Start of Material

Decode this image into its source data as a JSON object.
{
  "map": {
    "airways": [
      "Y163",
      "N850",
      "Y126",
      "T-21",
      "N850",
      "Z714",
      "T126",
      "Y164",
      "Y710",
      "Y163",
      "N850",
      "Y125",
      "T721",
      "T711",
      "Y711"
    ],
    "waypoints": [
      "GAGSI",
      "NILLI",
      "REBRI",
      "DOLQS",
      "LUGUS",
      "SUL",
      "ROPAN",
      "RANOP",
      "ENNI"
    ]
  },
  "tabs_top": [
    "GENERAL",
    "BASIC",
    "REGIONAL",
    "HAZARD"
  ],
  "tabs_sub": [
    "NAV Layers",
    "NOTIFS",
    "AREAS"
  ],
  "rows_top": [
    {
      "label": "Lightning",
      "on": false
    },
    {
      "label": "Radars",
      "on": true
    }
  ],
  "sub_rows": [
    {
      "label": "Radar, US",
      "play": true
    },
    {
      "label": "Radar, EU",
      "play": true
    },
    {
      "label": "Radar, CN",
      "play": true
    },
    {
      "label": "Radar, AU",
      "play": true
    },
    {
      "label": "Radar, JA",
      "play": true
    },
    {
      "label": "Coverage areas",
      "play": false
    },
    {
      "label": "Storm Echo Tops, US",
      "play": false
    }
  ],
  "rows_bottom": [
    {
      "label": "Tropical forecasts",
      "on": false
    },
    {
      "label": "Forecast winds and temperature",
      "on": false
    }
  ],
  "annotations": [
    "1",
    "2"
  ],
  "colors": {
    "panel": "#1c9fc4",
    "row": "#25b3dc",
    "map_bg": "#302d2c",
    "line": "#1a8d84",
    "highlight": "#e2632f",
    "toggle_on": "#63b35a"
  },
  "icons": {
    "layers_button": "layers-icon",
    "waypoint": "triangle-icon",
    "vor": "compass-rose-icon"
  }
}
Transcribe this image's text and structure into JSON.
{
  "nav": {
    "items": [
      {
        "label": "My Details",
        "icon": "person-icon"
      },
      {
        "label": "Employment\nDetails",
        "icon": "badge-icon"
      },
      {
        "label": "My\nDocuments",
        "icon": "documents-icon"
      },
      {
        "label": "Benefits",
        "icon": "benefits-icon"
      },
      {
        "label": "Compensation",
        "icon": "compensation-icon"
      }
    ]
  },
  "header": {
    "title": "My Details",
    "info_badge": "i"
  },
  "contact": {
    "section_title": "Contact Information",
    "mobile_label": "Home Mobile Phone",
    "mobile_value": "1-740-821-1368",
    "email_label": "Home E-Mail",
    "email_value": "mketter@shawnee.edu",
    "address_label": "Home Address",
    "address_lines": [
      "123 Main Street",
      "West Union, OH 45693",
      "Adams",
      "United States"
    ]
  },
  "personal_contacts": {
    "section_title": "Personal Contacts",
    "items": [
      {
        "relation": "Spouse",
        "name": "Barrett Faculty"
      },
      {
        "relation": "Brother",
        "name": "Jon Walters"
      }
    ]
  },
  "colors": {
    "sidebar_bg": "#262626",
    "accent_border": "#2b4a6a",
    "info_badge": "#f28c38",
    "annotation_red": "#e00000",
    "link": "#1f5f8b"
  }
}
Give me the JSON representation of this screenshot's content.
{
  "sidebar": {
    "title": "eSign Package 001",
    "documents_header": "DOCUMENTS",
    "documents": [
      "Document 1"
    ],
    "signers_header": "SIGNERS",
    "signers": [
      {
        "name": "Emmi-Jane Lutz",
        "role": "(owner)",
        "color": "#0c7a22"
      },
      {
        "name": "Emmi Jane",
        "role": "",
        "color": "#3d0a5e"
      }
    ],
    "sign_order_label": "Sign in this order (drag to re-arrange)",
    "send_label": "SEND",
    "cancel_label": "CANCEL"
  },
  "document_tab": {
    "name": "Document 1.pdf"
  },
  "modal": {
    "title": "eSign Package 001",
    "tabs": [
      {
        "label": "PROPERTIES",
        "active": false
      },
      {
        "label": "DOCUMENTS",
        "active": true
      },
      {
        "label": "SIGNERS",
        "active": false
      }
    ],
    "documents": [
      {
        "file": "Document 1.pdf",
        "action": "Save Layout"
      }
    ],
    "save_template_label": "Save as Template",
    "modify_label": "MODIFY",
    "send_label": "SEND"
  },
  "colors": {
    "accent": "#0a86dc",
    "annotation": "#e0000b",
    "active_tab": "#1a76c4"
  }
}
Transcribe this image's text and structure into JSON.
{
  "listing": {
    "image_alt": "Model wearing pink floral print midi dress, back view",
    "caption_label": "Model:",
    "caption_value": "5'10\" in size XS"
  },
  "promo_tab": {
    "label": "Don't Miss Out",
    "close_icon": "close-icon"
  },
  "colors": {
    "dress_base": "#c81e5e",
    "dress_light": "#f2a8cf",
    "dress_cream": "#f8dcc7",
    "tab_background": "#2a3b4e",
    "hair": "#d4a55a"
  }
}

End of Material

Set exercise :: Write the whole listing out again. Keep every line exactly as it is.

Completed exercise ::
Decode this image into its source data as a JSON object.
{
  "map": {
    "airways": [
      "Y163",
      "N850",
      "Y126",
      "T-21",
      "N850",
      "Z714",
      "T126",
      "Y164",
      "Y710",
      "Y163",
      "N850",
      "Y125",
      "T721",
      "T711",
      "Y711"
    ],
    "waypoints": [
      "GAGSI",
      "NILLI",
      "REBRI",
      "DOLQS",
      "LUGUS",
      "SUL",
      "ROPAN",
      "RANOP",
      "ENNI"
    ]
  },
  "tabs_top": [
    "GENERAL",
    "BASIC",
    "REGIONAL",
    "HAZARD"
  ],
  "tabs_sub": [
    "NAV Layers",
    "NOTIFS",
    "AREAS"
  ],
  "rows_top": [
    {
      "label": "Lightning",
      "on": false
    },
    {
      "label": "Radars",
      "on": true
    }
  ],
  "sub_rows": [
    {
      "label": "Radar, US",
      "play": true
    },
    {
      "label": "Radar, EU",
      "play": true
    },
    {
      "label": "Radar, CN",
      "play": true
    },
    {
      "label": "Radar, AU",
      "play": true
    },
    {
      "label": "Radar, JA",
      "play": true
    },
    {
      "label": "Coverage areas",
      "play": false
    },
    {
      "label": "Storm Echo Tops, US",
      "play": false
    }
  ],
  "rows_bottom": [
    {
      "label": "Tropical forecasts",
      "on": false
    },
    {
      "label": "Forecast winds and temperature",
      "on": false
    }
  ],
  "annotations": [
    "1",
    "2"
  ],
  "colors": {
    "panel": "#1c9fc4",
    "row": "#25b3dc",
    "map_bg": "#302d2c",
    "line": "#1a8d84",
    "highlight": "#e2632f",
    "toggle_on": "#63b35a"
  },
  "icons": {
    "layers_button": "layers-icon",
    "waypoint": "triangle-icon",
    "vor": "compass-rose-icon"
  }
}
Transcribe this image's text and structure into JSON.
{
  "nav": {
    "items": [
      {
        "label": "My Details",
        "icon": "person-icon"
      },
      {
        "label": "Employment\nDetails",
        "icon": "badge-icon"
      },
      {
        "label": "My\nDocuments",
        "icon": "documents-icon"
      },
      {
        "label": "Benefits",
        "icon": "benefits-icon"
      },
      {
        "label": "Compensation",
        "icon": "compensation-icon"
      }
    ]
  },
  "header": {
    "title": "My Details",
    "info_badge": "i"
  },
  "contact": {
    "section_title": "Contact Information",
    "mobile_label": "Home Mobile Phone",
    "mobile_value": "1-740-821-1368",
    "email_label": "Home E-Mail",
    "email_value": "mketter@shawnee.edu",
    "address_label": "Home Address",
    "address_lines": [
      "123 Main Street",
      "West Union, OH 45693",
      "Adams",
      "United States"
    ]
  },
  "personal_contacts": {
    "section_title": "Personal Contacts",
    "items": [
      {
        "relation": "Spouse",
        "name": "Barrett Faculty"
      },
      {
        "relation": "Brother",
        "name": "Jon Walters"
      }
    ]
  },
  "colors": {
    "sidebar_bg": "#262626",
    "accent_border": "#2b4a6a",
    "info_badge": "#f28c38",
    "annotation_red": "#e00000",
    "link": "#1f5f8b"
  }
}
Give me the JSON representation of this screenshot's content.
{
  "sidebar": {
    "title": "eSign Package 001",
    "documents_header": "DOCUMENTS",
    "documents": [
      "Document 1"
    ],
    "signers_header": "SIGNERS",
    "signers": [
      {
        "name": "Emmi-Jane Lutz",
        "role": "(owner)",
        "color": "#0c7a22"
      },
      {
        "name": "Emmi Jane",
        "role": "",
        "color": "#3d0a5e"
      }
    ],
    "sign_order_label": "Sign in this order (drag to re-arrange)",
    "send_label": "SEND",
    "cancel_label": "CANCEL"
  },
  "document_tab": {
    "name": "Document 1.pdf"
  },
  "modal": {
    "title": "eSign Package 001",
    "tabs": [
      {
        "label": "PROPERTIES",
        "active": false
      },
      {
        "label": "DOCUMENTS",
        "active": true
      },
      {
        "label": "SIGNERS",
        "active": false
      }
    ],
    "documents": [
      {
        "file": "Document 1.pdf",
        "action": "Save Layout"
      }
    ],
    "save_template_label": "Save as Template",
    "modify_label": "MODIFY",
    "send_label": "SEND"
  },
  "colors": {
    "accent": "#0a86dc",
    "annotation": "#e0000b",
    "active_tab": "#1a76c4"
  }
}
Transcribe this image's text and structure into JSON.
{
  "listing": {
    "image_alt": "Model wearing pink floral print midi dress, back view",
    "caption_label": "Model:",
    "caption_value": "5'10\" in size XS"
  },
  "promo_tab": {
    "label": "Don't Miss Out",
    "close_icon": "close-icon"
  },
  "colors": {
    "dress_base": "#c81e5e",
    "dress_light": "#f2a8cf",
    "dress_cream": "#f8dcc7",
    "tab_background": "#2a3b4e",
    "hair": "#d4a55a"
  }
}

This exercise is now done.